CONSIGNE 1 :: Pouvez-vous recopier, dans l'extrait sur le rapport et l'amendement citoyen, le passage qui commence par « Le Gouvernement remet » et se poursuit jusqu'à « entrepreneuriale et associative. » ?

======== EXTRAIT DU TEXTE ========

Publié le 15 février 2021 par : M. Saulignac, M. Vallaud.
Le Gouvernement remet au Parlement, dans un délai de deux ans à compter de la promulgation de la présente loi, un rapport examinant l’opportunité de faire évoluer :
– d’une part, le montant de la dotation tremplin mentionné à l’article L. 5151‑13 du code du travail au regard des effets potentiels sur le niveau de vie de ses bénéficiaires ainsi que des coûts des actions financées ;
– d’autre part, les usages autorisés de la dotation tremplin sur le compte personnel d’activité, mentionnés à l’article L. 5151‑14 du code du travail, au regard de l’ensemble des actions ou moyens qui peuvent être mobilisés pour se former, rechercher un emploi ou créer une activité entrepreneuriale et associative.
Depuis plusieurs années, le Parlement dans son ensemble et des parlementaires en particulier ont engagé des expérimentations visant à ouvrir la procédure législative à la participation citoyenne.
Rappelons par exemple que bien que peu promu et donc très faiblement utilisé, l’article 83 de notre règlement prévoit que les études d’impact sont ouvertes, après leur dépôt, aux commentaires et analyses des citoyennes et citoyens. C’est une des raisons qui a poussé, en vain, le groupe socialiste à proposer lors de la réforme du règlement le renforcement du rôle du rapporteur d’application en précisant non pas qu’il pouvait mais qu’il devrait réaliser en première lecture un rapport sur l’étude d’impact, en tenant compte de ces avis citoyens.
Depuis plusieurs années le groupe socialiste est également porteur d’une réflexion sur la notion « d’amendement citoyen ». Nous pouvons faire référence à la note d’Olivier FAURE et de Vito MARINESE d’avril 2015 à ce sujet : https://jean-jaures.org/nos-productions/le-droit-d-amendement-citoyen-naissance-d-une-democratie-collaborative
Rappelons l’esprit de cette proposition en reproduisant ici un extrait de cette note :
« Alors que faire ? Innover ! Comment ? Par la création d’une procédure inédite dans le monde : un droit d’amendement citoyen, dès lors que son auteur réunit un nombre suffisant de co-signatures sur le web. À l’issue du vote, tous les citoyens co-signataires recevraient par mail le compte-rendu des débats.

======== DONNÉES À UTILISER ========

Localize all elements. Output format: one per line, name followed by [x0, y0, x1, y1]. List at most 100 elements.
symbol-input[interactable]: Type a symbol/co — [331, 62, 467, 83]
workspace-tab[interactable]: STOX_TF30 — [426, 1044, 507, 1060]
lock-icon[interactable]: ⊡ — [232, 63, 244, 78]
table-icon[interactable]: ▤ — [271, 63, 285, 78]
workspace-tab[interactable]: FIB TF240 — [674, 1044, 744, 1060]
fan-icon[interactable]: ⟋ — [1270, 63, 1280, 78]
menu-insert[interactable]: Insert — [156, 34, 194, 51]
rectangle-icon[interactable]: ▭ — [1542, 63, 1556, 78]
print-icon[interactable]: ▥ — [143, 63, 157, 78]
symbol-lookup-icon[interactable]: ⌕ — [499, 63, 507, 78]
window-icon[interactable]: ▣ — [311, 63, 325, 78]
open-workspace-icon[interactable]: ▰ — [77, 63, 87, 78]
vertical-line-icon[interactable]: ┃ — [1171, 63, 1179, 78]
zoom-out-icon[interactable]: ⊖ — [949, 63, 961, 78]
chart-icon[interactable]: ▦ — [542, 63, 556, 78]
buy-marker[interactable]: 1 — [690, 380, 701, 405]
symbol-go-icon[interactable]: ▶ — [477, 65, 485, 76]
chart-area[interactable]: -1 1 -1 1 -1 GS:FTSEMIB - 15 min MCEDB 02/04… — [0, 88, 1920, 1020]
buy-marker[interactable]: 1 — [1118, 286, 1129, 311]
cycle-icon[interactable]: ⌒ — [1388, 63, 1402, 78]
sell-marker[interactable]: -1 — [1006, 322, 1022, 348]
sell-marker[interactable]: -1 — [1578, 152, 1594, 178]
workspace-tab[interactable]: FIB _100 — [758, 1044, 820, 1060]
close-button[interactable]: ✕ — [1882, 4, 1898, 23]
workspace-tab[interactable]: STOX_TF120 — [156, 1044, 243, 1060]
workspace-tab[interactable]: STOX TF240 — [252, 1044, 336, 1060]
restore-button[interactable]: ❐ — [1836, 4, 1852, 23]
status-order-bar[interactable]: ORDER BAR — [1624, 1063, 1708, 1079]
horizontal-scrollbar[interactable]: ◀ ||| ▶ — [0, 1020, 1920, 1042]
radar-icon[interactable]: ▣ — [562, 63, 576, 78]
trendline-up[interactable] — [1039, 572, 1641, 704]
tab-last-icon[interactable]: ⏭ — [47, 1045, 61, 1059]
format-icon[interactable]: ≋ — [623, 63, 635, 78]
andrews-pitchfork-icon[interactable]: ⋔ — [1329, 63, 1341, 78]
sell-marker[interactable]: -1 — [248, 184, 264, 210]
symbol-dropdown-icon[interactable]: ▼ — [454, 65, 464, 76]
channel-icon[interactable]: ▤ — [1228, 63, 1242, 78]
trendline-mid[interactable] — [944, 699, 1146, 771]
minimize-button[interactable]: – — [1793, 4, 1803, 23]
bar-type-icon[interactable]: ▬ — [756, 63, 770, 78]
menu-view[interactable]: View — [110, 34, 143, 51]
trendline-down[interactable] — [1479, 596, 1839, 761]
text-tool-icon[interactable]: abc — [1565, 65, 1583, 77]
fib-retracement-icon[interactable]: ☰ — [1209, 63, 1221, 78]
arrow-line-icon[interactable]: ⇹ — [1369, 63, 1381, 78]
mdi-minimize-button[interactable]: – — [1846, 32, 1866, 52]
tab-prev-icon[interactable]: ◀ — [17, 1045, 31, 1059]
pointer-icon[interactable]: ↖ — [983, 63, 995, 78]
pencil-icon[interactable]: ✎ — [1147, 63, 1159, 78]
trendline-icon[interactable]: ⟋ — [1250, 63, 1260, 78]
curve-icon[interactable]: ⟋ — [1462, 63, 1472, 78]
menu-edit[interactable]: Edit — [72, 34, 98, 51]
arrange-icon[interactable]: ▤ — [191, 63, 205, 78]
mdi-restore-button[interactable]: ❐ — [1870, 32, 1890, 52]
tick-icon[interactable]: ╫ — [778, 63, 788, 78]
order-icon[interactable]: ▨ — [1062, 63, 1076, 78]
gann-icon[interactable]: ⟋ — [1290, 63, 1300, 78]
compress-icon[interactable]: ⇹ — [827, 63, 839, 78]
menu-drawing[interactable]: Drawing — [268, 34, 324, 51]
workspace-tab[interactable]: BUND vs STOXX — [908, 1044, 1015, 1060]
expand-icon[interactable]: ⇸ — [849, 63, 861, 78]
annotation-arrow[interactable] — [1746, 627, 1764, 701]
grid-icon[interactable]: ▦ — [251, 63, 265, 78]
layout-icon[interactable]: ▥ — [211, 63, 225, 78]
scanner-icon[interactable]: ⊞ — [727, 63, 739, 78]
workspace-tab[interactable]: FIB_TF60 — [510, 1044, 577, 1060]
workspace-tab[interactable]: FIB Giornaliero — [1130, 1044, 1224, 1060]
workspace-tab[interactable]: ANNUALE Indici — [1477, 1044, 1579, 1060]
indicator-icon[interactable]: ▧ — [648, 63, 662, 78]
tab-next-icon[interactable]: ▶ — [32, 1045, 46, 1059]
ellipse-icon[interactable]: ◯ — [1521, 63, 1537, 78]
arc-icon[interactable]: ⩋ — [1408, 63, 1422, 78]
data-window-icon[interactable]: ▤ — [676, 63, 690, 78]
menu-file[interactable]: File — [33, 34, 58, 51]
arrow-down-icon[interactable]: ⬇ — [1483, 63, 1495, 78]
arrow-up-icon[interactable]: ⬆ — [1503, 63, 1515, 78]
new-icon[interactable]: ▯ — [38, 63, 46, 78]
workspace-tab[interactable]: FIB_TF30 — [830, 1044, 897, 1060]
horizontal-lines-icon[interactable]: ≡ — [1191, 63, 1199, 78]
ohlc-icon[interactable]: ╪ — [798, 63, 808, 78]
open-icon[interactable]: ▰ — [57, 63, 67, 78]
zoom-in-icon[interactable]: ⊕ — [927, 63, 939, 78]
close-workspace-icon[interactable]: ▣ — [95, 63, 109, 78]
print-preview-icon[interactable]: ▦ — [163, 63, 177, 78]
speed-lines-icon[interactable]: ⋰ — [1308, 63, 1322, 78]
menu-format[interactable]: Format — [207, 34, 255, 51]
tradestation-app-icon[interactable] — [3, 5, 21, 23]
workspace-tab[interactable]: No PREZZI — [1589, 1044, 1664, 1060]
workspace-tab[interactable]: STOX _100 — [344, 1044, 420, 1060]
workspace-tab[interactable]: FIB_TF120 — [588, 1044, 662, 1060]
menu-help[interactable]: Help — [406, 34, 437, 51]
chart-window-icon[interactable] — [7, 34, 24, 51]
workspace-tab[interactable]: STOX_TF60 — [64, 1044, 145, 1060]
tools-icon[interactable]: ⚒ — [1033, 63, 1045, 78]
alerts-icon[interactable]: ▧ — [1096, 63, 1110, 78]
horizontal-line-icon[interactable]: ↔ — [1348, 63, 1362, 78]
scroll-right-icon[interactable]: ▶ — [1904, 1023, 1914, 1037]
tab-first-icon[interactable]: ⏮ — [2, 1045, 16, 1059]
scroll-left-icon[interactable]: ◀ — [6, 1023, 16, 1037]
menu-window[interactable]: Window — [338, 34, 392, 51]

========

CONSIGNE 2 :: Pouvez-vous réécrire uniquement les lignes de la liste qui vont de son début jusqu'à la ligne contenant « window-icon[interactable]: ▣ — » incluse, en y remplaçant « workspace-tab » par « layout-tab » sans rien changer d'autre ?

RÉSULTAT COMPLET 1 ::
Le Gouvernement remet au Parlement, dans un délai de deux ans à compter de la promulgation de la présente loi, un rapport examinant l’opportunité de faire évoluer :
– d’une part, le montant de la dotation tremplin mentionné à l’article L. 5151‑13 du code du travail au regard des effets potentiels sur le niveau de vie de ses bénéficiaires ainsi que des coûts des actions financées ;
– d’autre part, les usages autorisés de la dotation tremplin sur le compte personnel d’activité, mentionnés à l’article L. 5151‑14 du code du travail, au regard de l’ensemble des actions ou moyens qui peuvent être mobilisés pour se former, rechercher un emploi ou créer une activité entrepreneuriale et associative.

RÉSULTAT COMPLET 2 ::
Localize all elements. Output format: one per line, name followed by [x0, y0, x1, y1]. List at most 100 elements.
symbol-input[interactable]: Type a symbol/co — [331, 62, 467, 83]
layout-tab[interactable]: STOX_TF30 — [426, 1044, 507, 1060]
lock-icon[interactable]: ⊡ — [232, 63, 244, 78]
table-icon[interactable]: ▤ — [271, 63, 285, 78]
layout-tab[interactable]: FIB TF240 — [674, 1044, 744, 1060]
fan-icon[interactable]: ⟋ — [1270, 63, 1280, 78]
menu-insert[interactable]: Insert — [156, 34, 194, 51]
rectangle-icon[interactable]: ▭ — [1542, 63, 1556, 78]
print-icon[interactable]: ▥ — [143, 63, 157, 78]
symbol-lookup-icon[interactable]: ⌕ — [499, 63, 507, 78]
window-icon[interactable]: ▣ — [311, 63, 325, 78]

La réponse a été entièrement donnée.